## TASK BRIEF
Below are records to repeat exactly. Omit the pictures from the copy.

## MATERIAL
— Begin —
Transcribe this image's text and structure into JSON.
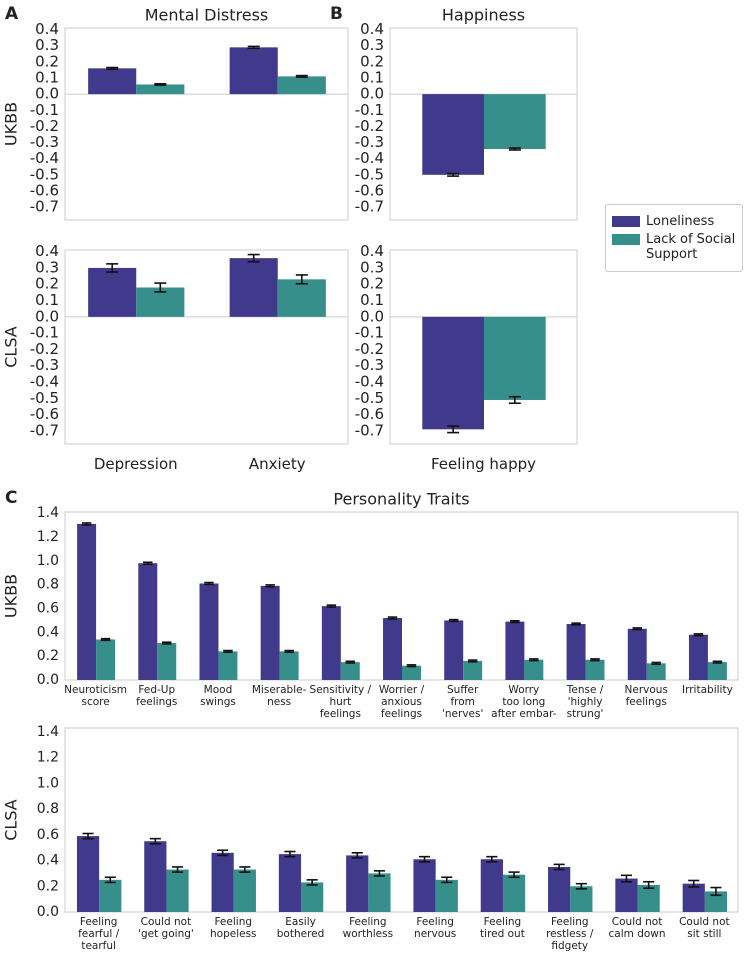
{
  "chart_data": [
    {
      "type": "bar",
      "panel": "A",
      "title": "Mental Distress",
      "ylabel": "UKBB",
      "ylim": [
        -0.78,
        0.41
      ],
      "yticks": [
        0.4,
        0.3,
        0.2,
        0.1,
        {
          "value": 0,
          "label": "0.0"
        },
        -0.1,
        -0.2,
        -0.3,
        -0.4,
        -0.5,
        -0.6,
        -0.7
      ],
      "legend": "right",
      "series": [
        {
          "name": "Loneliness",
          "color": "#41398b",
          "values": [
            0.16,
            0.29
          ],
          "errors": [
            0.005,
            0.006
          ]
        },
        {
          "name": "Lack of Social Support",
          "color": "#368f8b",
          "values": [
            0.06,
            0.11
          ],
          "errors": [
            0.004,
            0.005
          ]
        }
      ]
    },
    {
      "type": "bar",
      "panel": "B",
      "title": "Happiness",
      "ylim": [
        -0.78,
        0.41
      ],
      "yticks": [
        0.4,
        0.3,
        0.2,
        0.1,
        {
          "value": 0,
          "label": "0.0"
        },
        -0.1,
        -0.2,
        -0.3,
        -0.4,
        -0.5,
        -0.6,
        -0.7
      ],
      "series": [
        {
          "color": "#41398b",
          "values": [
            -0.5
          ],
          "errors": [
            0.008
          ]
        },
        {
          "color": "#368f8b",
          "values": [
            -0.34
          ],
          "errors": [
            0.006
          ]
        }
      ]
    },
    {
      "type": "bar",
      "ylabel": "CLSA",
      "ylim": [
        -0.78,
        0.41
      ],
      "categories": [
        "Depression",
        "Anxiety"
      ],
      "yticks": [
        0.4,
        0.3,
        0.2,
        0.1,
        {
          "value": 0,
          "label": "0.0"
        },
        -0.1,
        -0.2,
        -0.3,
        -0.4,
        -0.5,
        -0.6,
        -0.7
      ],
      "series": [
        {
          "color": "#41398b",
          "values": [
            0.3,
            0.36
          ],
          "errors": [
            0.025,
            0.022
          ]
        },
        {
          "color": "#368f8b",
          "values": [
            0.18,
            0.23
          ],
          "errors": [
            0.027,
            0.027
          ]
        }
      ]
    },
    {
      "type": "bar",
      "ylim": [
        -0.78,
        0.41
      ],
      "categories": [
        "Feeling happy"
      ],
      "yticks": [
        0.4,
        0.3,
        0.2,
        0.1,
        {
          "value": 0,
          "label": "0.0"
        },
        -0.1,
        -0.2,
        -0.3,
        -0.4,
        -0.5,
        -0.6,
        -0.7
      ],
      "series": [
        {
          "color": "#41398b",
          "values": [
            -0.69
          ],
          "errors": [
            0.02
          ]
        },
        {
          "color": "#368f8b",
          "values": [
            -0.51
          ],
          "errors": [
            0.02
          ]
        }
      ]
    },
    {
      "type": "bar",
      "panel": "C",
      "title": "Personality Traits",
      "ylabel": "UKBB",
      "ylim": [
        0,
        1.41
      ],
      "yticks": [
        {
          "value": 0,
          "label": "0.0"
        },
        0.2,
        0.4,
        0.6,
        0.8,
        {
          "value": 1,
          "label": "1.0"
        },
        1.2,
        1.4
      ],
      "categories": [
        "Neuroticism\nscore",
        "Fed-Up\nfeelings",
        "Mood\nswings",
        "Miserable-\nness",
        "Sensitivity /\nhurt\nfeelings",
        "Worrier /\nanxious\nfeelings",
        "Suffer\nfrom\n'nerves'",
        "Worry\ntoo long\nafter embar-",
        "Tense /\n'highly\nstrung'",
        "Nervous\nfeelings",
        "Irritability"
      ],
      "series": [
        {
          "color": "#41398b",
          "values": [
            1.31,
            0.98,
            0.81,
            0.79,
            0.62,
            0.52,
            0.5,
            0.49,
            0.47,
            0.43,
            0.38
          ],
          "errors": [
            0.008,
            0.008,
            0.008,
            0.008,
            0.008,
            0.008,
            0.007,
            0.007,
            0.007,
            0.007,
            0.007
          ]
        },
        {
          "color": "#368f8b",
          "values": [
            0.34,
            0.31,
            0.24,
            0.24,
            0.15,
            0.12,
            0.16,
            0.17,
            0.17,
            0.14,
            0.15
          ],
          "errors": [
            0.007,
            0.007,
            0.007,
            0.007,
            0.007,
            0.007,
            0.007,
            0.007,
            0.007,
            0.007,
            0.007
          ]
        }
      ]
    },
    {
      "type": "bar",
      "ylabel": "CLSA",
      "ylim": [
        0,
        1.43
      ],
      "yticks": [
        {
          "value": 0,
          "label": "0.0"
        },
        0.2,
        0.4,
        0.6,
        0.8,
        {
          "value": 1,
          "label": "1.0"
        },
        1.2,
        1.4
      ],
      "categories": [
        "Feeling\nfearful /\ntearful",
        "Could not\n'get going'",
        "Feeling\nhopeless",
        "Easily\nbothered",
        "Feeling\nworthless",
        "Feeling\nnervous",
        "Feeling\ntired out",
        "Feeling\nrestless /\nfidgety",
        "Could not\ncalm down",
        "Could not\nsit still"
      ],
      "series": [
        {
          "color": "#41398b",
          "values": [
            0.59,
            0.55,
            0.46,
            0.45,
            0.44,
            0.41,
            0.41,
            0.35,
            0.26,
            0.22
          ],
          "errors": [
            0.02,
            0.02,
            0.02,
            0.02,
            0.02,
            0.02,
            0.02,
            0.02,
            0.025,
            0.025
          ]
        },
        {
          "color": "#368f8b",
          "values": [
            0.25,
            0.33,
            0.33,
            0.23,
            0.3,
            0.25,
            0.29,
            0.2,
            0.21,
            0.16
          ],
          "errors": [
            0.02,
            0.02,
            0.02,
            0.02,
            0.02,
            0.02,
            0.02,
            0.02,
            0.025,
            0.03
          ]
        }
      ]
    }
  ]
}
— End —
## SOLUTION TO THIS TASK
Transcribe this image's text and structure into JSON.
{
  "chart_data": [
    {
      "type": "bar",
      "panel": "A",
      "title": "Mental Distress",
      "ylabel": "UKBB",
      "ylim": [
        -0.78,
        0.41
      ],
      "yticks": [
        0.4,
        0.3,
        0.2,
        0.1,
        {
          "value": 0,
          "label": "0.0"
        },
        -0.1,
        -0.2,
        -0.3,
        -0.4,
        -0.5,
        -0.6,
        -0.7
      ],
      "legend": "right",
      "series": [
        {
          "name": "Loneliness",
          "color": "#41398b",
          "values": [
            0.16,
            0.29
          ],
          "errors": [
            0.005,
            0.006
          ]
        },
        {
          "name": "Lack of Social Support",
          "color": "#368f8b",
          "values": [
            0.06,
            0.11
          ],
          "errors": [
            0.004,
            0.005
          ]
        }
      ]
    },
    {
      "type": "bar",
      "panel": "B",
      "title": "Happiness",
      "ylim": [
        -0.78,
        0.41
      ],
      "yticks": [
        0.4,
        0.3,
        0.2,
        0.1,
        {
          "value": 0,
          "label": "0.0"
        },
        -0.1,
        -0.2,
        -0.3,
        -0.4,
        -0.5,
        -0.6,
        -0.7
      ],
      "series": [
        {
          "color": "#41398b",
          "values": [
            -0.5
          ],
          "errors": [
            0.008
          ]
        },
        {
          "color": "#368f8b",
          "values": [
            -0.34
          ],
          "errors": [
            0.006
          ]
        }
      ]
    },
    {
      "type": "bar",
      "ylabel": "CLSA",
      "ylim": [
        -0.78,
        0.41
      ],
      "categories": [
        "Depression",
        "Anxiety"
      ],
      "yticks": [
        0.4,
        0.3,
        0.2,
        0.1,
        {
          "value": 0,
          "label": "0.0"
        },
        -0.1,
        -0.2,
        -0.3,
        -0.4,
        -0.5,
        -0.6,
        -0.7
      ],
      "series": [
        {
          "color": "#41398b",
          "values": [
            0.3,
            0.36
          ],
          "errors": [
            0.025,
            0.022
          ]
        },
        {
          "color": "#368f8b",
          "values": [
            0.18,
            0.23
          ],
          "errors": [
            0.027,
            0.027
          ]
        }
      ]
    },
    {
      "type": "bar",
      "ylim": [
        -0.78,
        0.41
      ],
      "categories": [
        "Feeling happy"
      ],
      "yticks": [
        0.4,
        0.3,
        0.2,
        0.1,
        {
          "value": 0,
          "label": "0.0"
        },
        -0.1,
        -0.2,
        -0.3,
        -0.4,
        -0.5,
        -0.6,
        -0.7
      ],
      "series": [
        {
          "color": "#41398b",
          "values": [
            -0.69
          ],
          "errors": [
            0.02
          ]
        },
        {
          "color": "#368f8b",
          "values": [
            -0.51
          ],
          "errors": [
            0.02
          ]
        }
      ]
    },
    {
      "type": "bar",
      "panel": "C",
      "title": "Personality Traits",
      "ylabel": "UKBB",
      "ylim": [
        0,
        1.41
      ],
      "yticks": [
        {
          "value": 0,
          "label": "0.0"
        },
        0.2,
        0.4,
        0.6,
        0.8,
        {
          "value": 1,
          "label": "1.0"
        },
        1.2,
        1.4
      ],
      "categories": [
        "Neuroticism\nscore",
        "Fed-Up\nfeelings",
        "Mood\nswings",
        "Miserable-\nness",
        "Sensitivity /\nhurt\nfeelings",
        "Worrier /\nanxious\nfeelings",
        "Suffer\nfrom\n'nerves'",
        "Worry\ntoo long\nafter embar-",
        "Tense /\n'highly\nstrung'",
        "Nervous\nfeelings",
        "Irritability"
      ],
      "series": [
        {
          "color": "#41398b",
          "values": [
            1.31,
            0.98,
            0.81,
            0.79,
            0.62,
            0.52,
            0.5,
            0.49,
            0.47,
            0.43,
            0.38
          ],
          "errors": [
            0.008,
            0.008,
            0.008,
            0.008,
            0.008,
            0.008,
            0.007,
            0.007,
            0.007,
            0.007,
            0.007
          ]
        },
        {
          "color": "#368f8b",
          "values": [
            0.34,
            0.31,
            0.24,
            0.24,
            0.15,
            0.12,
            0.16,
            0.17,
            0.17,
            0.14,
            0.15
          ],
          "errors": [
            0.007,
            0.007,
            0.007,
            0.007,
            0.007,
            0.007,
            0.007,
            0.007,
            0.007,
            0.007,
            0.007
          ]
        }
      ]
    },
    {
      "type": "bar",
      "ylabel": "CLSA",
      "ylim": [
        0,
        1.43
      ],
      "yticks": [
        {
          "value": 0,
          "label": "0.0"
        },
        0.2,
        0.4,
        0.6,
        0.8,
        {
          "value": 1,
          "label": "1.0"
        },
        1.2,
        1.4
      ],
      "categories": [
        "Feeling\nfearful /\ntearful",
        "Could not\n'get going'",
        "Feeling\nhopeless",
        "Easily\nbothered",
        "Feeling\nworthless",
        "Feeling\nnervous",
        "Feeling\ntired out",
        "Feeling\nrestless /\nfidgety",
        "Could not\ncalm down",
        "Could not\nsit still"
      ],
      "series": [
        {
          "color": "#41398b",
          "values": [
            0.59,
            0.55,
            0.46,
            0.45,
            0.44,
            0.41,
            0.41,
            0.35,
            0.26,
            0.22
          ],
          "errors": [
            0.02,
            0.02,
            0.02,
            0.02,
            0.02,
            0.02,
            0.02,
            0.02,
            0.025,
            0.025
          ]
        },
        {
          "color": "#368f8b",
          "values": [
            0.25,
            0.33,
            0.33,
            0.23,
            0.3,
            0.25,
            0.29,
            0.2,
            0.21,
            0.16
          ],
          "errors": [
            0.02,
            0.02,
            0.02,
            0.02,
            0.02,
            0.02,
            0.02,
            0.02,
            0.025,
            0.03
          ]
        }
      ]
    }
  ]
}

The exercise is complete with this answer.